● **Source material**:
···

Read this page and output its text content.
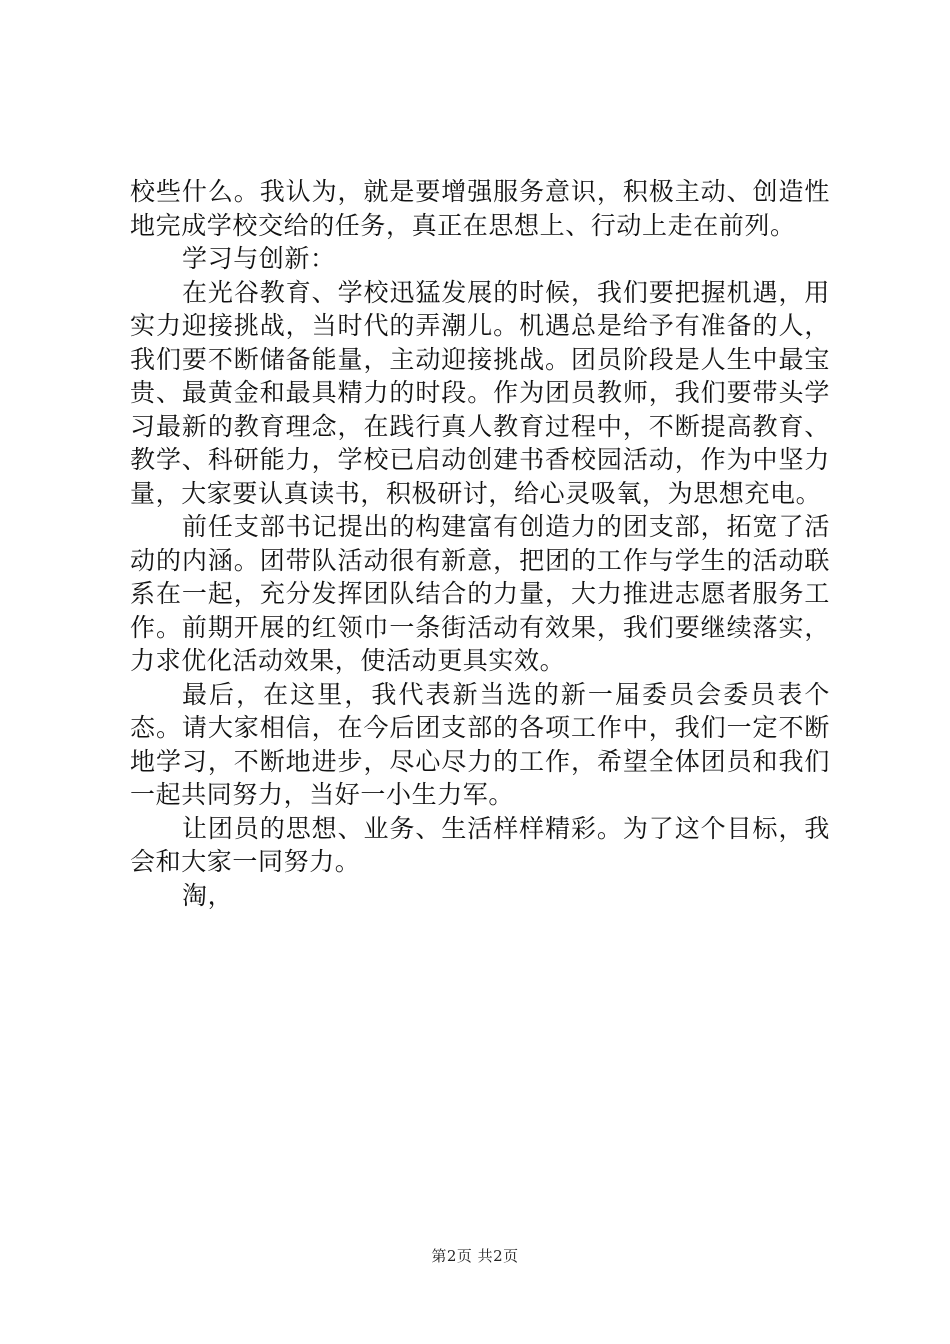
校些什么。我认为，就是要增强服务意识，积极主动、创造性地完成学校交给的任务，真正在思想上、行动上走在前列。

学习与创新：

在光谷教育、学校迅猛发展的时候，我们要把握机遇，用实力迎接挑战，当时代的弄潮儿。机遇总是给予有准备的人，我们要不断储备能量，主动迎接挑战。团员阶段是人生中最宝贵、最黄金和最具精力的时段。作为团员教师，我们要带头学习最新的教育理念，在践行真人教育过程中，不断提高教育、教学、科研能力，学校已启动创建书香校园活动，作为中坚力量，大家要认真读书，积极研讨，给心灵吸氧，为思想充电。

前任支部书记提出的构建富有创造力的团支部，拓宽了活动的内涵。团带队活动很有新意，把团的工作与学生的活动联系在一起，充分发挥团队结合的力量，大力推进志愿者服务工作。前期开展的红领巾一条街活动有效果，我们要继续落实，力求优化活动效果，使活动更具实效。

最后，在这里，我代表新当选的新一届委员会委员表个态。请大家相信，在今后团支部的各项工作中，我们一定不断地学习，不断地进步，尽心尽力的工作，希望全体团员和我们一起共同努力，当好一小生力军。

让团员的思想、业务、生活样样精彩。为了这个目标，我会和大家一同努力。

淘，

第2页 共2页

···

● **Your objective**:
Pictures in the records should not appear in your copy, but everything else must be transcribed exactly.

● **Completed exercise**:
Read this page and output its text content.
校些什么。我认为，就是要增强服务意识，积极主动、创造性地完成学校交给的任务，真正在思想上、行动上走在前列。

学习与创新：

在光谷教育、学校迅猛发展的时候，我们要把握机遇，用实力迎接挑战，当时代的弄潮儿。机遇总是给予有准备的人，我们要不断储备能量，主动迎接挑战。团员阶段是人生中最宝贵、最黄金和最具精力的时段。作为团员教师，我们要带头学习最新的教育理念，在践行真人教育过程中，不断提高教育、教学、科研能力，学校已启动创建书香校园活动，作为中坚力量，大家要认真读书，积极研讨，给心灵吸氧，为思想充电。

前任支部书记提出的构建富有创造力的团支部，拓宽了活动的内涵。团带队活动很有新意，把团的工作与学生的活动联系在一起，充分发挥团队结合的力量，大力推进志愿者服务工作。前期开展的红领巾一条街活动有效果，我们要继续落实，力求优化活动效果，使活动更具实效。

最后，在这里，我代表新当选的新一届委员会委员表个态。请大家相信，在今后团支部的各项工作中，我们一定不断地学习，不断地进步，尽心尽力的工作，希望全体团员和我们一起共同努力，当好一小生力军。

让团员的思想、业务、生活样样精彩。为了这个目标，我会和大家一同努力。

淘，

第2页 共2页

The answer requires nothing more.